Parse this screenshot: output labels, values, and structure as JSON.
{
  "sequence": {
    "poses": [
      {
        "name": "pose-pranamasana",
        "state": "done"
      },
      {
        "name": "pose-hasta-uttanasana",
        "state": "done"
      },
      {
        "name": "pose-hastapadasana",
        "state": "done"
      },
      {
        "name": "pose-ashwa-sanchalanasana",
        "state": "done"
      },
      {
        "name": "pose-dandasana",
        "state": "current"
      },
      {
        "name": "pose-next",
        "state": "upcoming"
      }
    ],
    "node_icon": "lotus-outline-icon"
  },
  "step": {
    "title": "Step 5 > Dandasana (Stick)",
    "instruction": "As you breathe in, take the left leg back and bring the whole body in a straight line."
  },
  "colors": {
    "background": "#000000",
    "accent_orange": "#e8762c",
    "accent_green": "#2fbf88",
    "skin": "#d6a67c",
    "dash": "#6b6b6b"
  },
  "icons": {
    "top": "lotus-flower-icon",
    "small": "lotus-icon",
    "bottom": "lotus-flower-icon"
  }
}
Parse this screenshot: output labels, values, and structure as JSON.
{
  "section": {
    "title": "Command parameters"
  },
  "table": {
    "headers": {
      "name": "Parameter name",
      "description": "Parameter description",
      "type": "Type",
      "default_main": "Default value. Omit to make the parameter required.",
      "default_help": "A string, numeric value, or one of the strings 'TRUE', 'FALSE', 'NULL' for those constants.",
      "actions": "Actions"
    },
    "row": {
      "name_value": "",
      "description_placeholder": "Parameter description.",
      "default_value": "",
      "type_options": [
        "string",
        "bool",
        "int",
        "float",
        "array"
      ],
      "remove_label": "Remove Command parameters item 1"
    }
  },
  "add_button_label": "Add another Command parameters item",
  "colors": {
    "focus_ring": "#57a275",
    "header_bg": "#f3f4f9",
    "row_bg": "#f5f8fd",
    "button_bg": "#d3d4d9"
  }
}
----
Short problem: Set down all of the entries exactly, please.

Solution to this exercise:
Parse this screenshot: output labels, values, and structure as JSON.
{
  "sequence": {
    "poses": [
      {
        "name": "pose-pranamasana",
        "state": "done"
      },
      {
        "name": "pose-hasta-uttanasana",
        "state": "done"
      },
      {
        "name": "pose-hastapadasana",
        "state": "done"
      },
      {
        "name": "pose-ashwa-sanchalanasana",
        "state": "done"
      },
      {
        "name": "pose-dandasana",
        "state": "current"
      },
      {
        "name": "pose-next",
        "state": "upcoming"
      }
    ],
    "node_icon": "lotus-outline-icon"
  },
  "step": {
    "title": "Step 5 > Dandasana (Stick)",
    "instruction": "As you breathe in, take the left leg back and bring the whole body in a straight line."
  },
  "colors": {
    "background": "#000000",
    "accent_orange": "#e8762c",
    "accent_green": "#2fbf88",
    "skin": "#d6a67c",
    "dash": "#6b6b6b"
  },
  "icons": {
    "top": "lotus-flower-icon",
    "small": "lotus-icon",
    "bottom": "lotus-flower-icon"
  }
}
Parse this screenshot: output labels, values, and structure as JSON.
{
  "section": {
    "title": "Command parameters"
  },
  "table": {
    "headers": {
      "name": "Parameter name",
      "description": "Parameter description",
      "type": "Type",
      "default_main": "Default value. Omit to make the parameter required.",
      "default_help": "A string, numeric value, or one of the strings 'TRUE', 'FALSE', 'NULL' for those constants.",
      "actions": "Actions"
    },
    "row": {
      "name_value": "",
      "description_placeholder": "Parameter description.",
      "default_value": "",
      "type_options": [
        "string",
        "bool",
        "int",
        "float",
        "array"
      ],
      "remove_label": "Remove Command parameters item 1"
    }
  },
  "add_button_label": "Add another Command parameters item",
  "colors": {
    "focus_ring": "#57a275",
    "header_bg": "#f3f4f9",
    "row_bg": "#f5f8fd",
    "button_bg": "#d3d4d9"
  }
}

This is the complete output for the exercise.